Data listing:
───

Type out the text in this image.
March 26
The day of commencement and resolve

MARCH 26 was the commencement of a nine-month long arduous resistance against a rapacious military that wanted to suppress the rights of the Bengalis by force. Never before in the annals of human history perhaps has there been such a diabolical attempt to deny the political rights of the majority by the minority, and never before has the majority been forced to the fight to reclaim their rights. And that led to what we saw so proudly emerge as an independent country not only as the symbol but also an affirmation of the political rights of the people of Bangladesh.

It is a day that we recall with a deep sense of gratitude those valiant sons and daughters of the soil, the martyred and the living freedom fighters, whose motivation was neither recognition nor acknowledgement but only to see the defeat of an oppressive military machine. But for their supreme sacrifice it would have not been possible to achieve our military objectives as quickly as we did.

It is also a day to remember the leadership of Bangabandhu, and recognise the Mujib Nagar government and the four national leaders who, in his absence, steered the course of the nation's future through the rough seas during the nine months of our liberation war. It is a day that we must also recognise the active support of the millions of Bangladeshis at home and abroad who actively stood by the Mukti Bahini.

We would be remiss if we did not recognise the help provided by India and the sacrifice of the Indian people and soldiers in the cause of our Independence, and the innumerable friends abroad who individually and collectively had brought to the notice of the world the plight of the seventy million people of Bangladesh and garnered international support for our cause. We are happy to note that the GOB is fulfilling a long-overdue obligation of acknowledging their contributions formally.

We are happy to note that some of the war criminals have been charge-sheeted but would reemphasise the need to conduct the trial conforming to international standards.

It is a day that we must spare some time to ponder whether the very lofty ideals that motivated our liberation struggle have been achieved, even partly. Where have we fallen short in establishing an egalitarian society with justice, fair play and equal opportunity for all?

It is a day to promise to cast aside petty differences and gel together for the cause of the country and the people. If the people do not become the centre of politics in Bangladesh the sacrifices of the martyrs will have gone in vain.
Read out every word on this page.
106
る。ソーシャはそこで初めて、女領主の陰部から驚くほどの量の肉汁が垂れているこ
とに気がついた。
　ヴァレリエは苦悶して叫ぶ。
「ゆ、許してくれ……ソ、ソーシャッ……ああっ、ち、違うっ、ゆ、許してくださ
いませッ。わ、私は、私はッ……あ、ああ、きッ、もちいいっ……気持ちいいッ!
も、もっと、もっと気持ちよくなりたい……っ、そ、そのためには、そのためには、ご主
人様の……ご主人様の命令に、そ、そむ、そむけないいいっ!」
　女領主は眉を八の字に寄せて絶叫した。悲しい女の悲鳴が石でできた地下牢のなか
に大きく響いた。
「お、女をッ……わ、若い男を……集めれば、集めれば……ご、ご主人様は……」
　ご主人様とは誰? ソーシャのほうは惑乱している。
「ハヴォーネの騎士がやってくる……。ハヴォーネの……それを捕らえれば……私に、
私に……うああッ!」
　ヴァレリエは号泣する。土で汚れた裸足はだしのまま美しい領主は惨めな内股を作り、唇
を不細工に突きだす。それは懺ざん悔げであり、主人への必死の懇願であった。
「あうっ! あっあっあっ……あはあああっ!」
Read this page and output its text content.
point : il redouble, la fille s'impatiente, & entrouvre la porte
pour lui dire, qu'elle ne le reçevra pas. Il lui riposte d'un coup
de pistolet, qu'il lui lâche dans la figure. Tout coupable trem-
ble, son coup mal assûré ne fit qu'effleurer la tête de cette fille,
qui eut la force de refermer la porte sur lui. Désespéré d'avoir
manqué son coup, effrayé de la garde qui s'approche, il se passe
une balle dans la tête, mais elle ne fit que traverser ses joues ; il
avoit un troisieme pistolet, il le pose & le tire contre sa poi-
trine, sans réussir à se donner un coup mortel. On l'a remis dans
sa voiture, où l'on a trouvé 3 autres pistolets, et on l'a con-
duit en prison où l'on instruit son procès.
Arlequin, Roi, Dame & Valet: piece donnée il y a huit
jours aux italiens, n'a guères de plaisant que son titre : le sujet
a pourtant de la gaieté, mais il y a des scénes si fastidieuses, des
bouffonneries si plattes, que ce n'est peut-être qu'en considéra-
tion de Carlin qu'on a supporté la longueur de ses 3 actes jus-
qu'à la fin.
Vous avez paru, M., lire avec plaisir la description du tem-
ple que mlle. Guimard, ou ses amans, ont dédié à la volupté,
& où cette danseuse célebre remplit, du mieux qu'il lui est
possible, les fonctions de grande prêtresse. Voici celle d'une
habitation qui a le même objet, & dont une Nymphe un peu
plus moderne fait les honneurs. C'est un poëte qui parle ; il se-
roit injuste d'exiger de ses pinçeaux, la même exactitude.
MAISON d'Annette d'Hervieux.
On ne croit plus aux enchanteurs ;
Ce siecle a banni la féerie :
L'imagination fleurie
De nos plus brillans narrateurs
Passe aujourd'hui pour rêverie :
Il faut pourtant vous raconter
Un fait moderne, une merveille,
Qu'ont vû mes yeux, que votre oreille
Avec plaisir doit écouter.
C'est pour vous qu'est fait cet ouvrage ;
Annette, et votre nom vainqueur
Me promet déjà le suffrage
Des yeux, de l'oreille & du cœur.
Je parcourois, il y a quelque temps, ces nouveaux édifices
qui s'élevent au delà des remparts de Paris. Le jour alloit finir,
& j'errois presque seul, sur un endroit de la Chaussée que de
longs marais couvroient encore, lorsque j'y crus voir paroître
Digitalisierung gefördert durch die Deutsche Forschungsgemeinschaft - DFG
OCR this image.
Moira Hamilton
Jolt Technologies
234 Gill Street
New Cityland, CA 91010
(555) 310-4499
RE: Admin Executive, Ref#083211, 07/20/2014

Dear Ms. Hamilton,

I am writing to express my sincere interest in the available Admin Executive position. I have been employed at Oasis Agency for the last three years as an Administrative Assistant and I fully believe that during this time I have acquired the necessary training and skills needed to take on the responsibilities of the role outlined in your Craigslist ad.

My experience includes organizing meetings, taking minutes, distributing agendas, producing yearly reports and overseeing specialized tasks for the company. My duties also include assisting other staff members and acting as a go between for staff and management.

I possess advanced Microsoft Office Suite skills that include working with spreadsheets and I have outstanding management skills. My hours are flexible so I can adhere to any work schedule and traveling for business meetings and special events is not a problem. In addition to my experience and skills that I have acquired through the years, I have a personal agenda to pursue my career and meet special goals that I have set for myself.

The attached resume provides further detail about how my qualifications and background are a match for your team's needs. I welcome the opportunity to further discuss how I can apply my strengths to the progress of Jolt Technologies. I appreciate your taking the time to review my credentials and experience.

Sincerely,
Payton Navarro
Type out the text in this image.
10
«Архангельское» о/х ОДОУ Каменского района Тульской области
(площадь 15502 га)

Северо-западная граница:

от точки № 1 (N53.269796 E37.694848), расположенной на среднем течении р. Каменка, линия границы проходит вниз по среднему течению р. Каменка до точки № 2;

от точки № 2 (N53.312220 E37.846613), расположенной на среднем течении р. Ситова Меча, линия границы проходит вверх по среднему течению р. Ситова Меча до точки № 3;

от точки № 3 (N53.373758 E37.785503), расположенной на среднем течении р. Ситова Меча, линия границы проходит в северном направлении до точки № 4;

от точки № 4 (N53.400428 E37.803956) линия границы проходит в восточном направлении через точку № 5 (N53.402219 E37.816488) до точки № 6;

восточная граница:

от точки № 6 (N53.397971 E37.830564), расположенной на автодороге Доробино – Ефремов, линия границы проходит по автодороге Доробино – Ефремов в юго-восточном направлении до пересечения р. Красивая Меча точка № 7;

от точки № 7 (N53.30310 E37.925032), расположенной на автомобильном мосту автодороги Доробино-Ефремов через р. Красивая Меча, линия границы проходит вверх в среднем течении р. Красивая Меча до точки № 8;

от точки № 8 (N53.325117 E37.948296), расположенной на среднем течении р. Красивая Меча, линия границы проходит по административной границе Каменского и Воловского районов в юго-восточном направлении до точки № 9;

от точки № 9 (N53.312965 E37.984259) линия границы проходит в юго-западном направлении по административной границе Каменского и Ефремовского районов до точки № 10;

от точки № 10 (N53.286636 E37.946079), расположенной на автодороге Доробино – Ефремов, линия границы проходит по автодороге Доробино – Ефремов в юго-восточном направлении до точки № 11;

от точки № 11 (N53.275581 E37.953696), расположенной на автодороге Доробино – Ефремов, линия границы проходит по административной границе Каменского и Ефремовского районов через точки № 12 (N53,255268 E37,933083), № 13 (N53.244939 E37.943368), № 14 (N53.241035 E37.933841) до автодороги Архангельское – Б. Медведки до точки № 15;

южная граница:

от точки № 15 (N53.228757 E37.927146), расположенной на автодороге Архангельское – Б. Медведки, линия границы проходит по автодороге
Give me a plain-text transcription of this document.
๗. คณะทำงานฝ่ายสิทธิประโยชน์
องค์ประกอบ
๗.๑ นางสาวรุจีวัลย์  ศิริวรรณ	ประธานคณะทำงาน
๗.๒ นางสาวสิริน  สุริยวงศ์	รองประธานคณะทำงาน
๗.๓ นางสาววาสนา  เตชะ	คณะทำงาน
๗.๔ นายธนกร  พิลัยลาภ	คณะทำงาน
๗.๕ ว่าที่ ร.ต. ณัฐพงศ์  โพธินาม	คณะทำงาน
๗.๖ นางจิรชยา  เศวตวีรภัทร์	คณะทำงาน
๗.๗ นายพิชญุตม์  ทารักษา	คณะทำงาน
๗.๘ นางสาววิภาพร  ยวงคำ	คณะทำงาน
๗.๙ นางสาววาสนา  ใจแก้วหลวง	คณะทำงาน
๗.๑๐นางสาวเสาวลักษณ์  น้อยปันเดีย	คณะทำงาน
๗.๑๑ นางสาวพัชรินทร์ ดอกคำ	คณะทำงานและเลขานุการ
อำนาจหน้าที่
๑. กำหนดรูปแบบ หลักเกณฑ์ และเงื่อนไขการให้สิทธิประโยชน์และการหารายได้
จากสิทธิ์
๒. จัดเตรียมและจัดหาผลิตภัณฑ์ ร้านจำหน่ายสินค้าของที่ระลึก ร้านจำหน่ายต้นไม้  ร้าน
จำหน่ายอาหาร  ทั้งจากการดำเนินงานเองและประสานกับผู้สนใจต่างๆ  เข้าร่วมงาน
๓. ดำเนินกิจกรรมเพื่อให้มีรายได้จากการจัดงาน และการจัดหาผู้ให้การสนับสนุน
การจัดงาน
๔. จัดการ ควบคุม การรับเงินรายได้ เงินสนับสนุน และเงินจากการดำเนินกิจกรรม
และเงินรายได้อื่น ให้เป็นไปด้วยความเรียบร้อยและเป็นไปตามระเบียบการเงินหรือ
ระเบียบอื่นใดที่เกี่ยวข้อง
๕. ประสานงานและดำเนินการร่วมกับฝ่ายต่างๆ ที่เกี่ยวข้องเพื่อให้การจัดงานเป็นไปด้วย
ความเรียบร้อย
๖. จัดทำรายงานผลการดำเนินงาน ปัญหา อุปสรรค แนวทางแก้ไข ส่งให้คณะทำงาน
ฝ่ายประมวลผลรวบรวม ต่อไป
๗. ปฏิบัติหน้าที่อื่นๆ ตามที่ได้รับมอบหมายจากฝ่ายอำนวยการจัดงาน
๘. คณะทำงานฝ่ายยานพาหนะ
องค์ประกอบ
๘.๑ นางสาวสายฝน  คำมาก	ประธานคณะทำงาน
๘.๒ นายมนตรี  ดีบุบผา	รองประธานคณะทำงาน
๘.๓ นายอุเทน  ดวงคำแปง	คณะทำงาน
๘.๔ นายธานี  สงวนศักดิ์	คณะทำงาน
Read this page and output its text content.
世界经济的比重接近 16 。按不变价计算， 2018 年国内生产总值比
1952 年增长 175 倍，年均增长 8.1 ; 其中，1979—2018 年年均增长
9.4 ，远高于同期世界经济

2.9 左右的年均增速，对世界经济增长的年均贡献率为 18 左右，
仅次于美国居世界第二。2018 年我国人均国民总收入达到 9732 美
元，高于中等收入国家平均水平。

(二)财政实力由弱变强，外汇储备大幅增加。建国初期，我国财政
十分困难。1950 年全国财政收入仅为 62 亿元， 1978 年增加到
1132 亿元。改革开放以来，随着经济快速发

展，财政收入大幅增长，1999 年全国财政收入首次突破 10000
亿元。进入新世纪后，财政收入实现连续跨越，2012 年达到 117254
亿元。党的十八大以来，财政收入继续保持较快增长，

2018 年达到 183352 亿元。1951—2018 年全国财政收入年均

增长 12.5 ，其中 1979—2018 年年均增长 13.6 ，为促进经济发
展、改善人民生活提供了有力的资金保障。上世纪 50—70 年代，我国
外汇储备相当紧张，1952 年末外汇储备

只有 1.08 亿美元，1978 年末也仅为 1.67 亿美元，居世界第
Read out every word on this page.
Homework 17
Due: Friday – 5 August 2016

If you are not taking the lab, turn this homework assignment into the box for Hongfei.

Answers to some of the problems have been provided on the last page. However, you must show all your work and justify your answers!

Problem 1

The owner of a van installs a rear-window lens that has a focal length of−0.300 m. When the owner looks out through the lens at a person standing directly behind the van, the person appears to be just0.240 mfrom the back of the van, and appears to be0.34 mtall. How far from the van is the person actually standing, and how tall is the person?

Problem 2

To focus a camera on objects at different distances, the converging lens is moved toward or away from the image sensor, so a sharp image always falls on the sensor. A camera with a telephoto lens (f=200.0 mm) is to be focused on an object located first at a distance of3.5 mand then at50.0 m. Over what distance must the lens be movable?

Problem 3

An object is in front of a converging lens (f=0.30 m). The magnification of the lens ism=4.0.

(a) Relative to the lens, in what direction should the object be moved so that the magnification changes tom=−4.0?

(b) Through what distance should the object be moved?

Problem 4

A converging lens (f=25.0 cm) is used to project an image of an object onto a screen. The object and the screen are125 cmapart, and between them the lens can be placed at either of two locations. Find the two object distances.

───

TASK DIRECTIONS: From the entries above, list each line with "fille" in it.

WRITTEN ANSWER:
point : il redouble, la fille s'impatiente, & entrouvre la porte
ble, son coup mal assûré ne fit qu'effleurer la tête de cette fille,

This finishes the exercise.